Description of the task – Scan the data below and pick out the lines containing the word "ultrapériphériques".

•••

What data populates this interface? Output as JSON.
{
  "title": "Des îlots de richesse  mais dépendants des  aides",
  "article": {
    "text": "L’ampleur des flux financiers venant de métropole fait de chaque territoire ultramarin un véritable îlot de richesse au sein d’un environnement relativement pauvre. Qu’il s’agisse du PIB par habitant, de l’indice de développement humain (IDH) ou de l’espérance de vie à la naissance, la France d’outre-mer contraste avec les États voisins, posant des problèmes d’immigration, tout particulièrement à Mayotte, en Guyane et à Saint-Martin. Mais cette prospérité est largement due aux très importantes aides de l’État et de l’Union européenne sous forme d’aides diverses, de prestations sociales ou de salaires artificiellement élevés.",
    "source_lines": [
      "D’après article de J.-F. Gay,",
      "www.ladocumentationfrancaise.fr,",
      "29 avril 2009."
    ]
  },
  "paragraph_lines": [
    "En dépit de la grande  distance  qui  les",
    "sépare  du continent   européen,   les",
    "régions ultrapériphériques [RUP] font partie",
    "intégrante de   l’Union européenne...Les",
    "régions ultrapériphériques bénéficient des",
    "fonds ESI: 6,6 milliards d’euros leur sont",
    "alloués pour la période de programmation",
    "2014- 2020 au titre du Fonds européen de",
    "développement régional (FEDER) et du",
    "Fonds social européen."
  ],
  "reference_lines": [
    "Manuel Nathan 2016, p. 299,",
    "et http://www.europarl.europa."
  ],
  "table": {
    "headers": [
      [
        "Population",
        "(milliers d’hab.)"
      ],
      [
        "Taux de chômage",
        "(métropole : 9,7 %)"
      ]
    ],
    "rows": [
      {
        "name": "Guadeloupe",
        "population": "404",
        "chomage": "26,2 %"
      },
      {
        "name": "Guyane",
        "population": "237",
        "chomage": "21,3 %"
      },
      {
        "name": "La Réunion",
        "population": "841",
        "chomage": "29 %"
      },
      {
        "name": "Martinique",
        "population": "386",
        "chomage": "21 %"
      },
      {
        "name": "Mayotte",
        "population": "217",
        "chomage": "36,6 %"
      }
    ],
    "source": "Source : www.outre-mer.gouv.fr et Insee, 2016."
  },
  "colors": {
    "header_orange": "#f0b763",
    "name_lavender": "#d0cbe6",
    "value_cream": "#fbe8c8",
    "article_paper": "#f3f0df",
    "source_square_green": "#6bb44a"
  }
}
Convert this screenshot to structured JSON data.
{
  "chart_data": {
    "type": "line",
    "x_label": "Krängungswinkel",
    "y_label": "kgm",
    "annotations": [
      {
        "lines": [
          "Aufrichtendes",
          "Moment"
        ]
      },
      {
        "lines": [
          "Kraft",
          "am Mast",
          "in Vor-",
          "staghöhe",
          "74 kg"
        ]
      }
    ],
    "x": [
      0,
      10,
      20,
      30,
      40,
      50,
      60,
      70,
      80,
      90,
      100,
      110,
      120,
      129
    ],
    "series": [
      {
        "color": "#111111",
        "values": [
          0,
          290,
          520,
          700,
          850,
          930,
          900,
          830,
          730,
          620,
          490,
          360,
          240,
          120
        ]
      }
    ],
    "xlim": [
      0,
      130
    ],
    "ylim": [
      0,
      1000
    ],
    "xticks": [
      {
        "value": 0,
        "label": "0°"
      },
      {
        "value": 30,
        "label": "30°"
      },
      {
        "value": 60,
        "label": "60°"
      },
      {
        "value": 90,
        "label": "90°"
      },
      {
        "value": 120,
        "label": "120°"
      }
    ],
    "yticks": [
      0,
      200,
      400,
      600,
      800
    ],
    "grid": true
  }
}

•••

Solution for this problem –
    "régions ultrapériphériques [RUP] font partie",
    "régions ultrapériphériques bénéficient des",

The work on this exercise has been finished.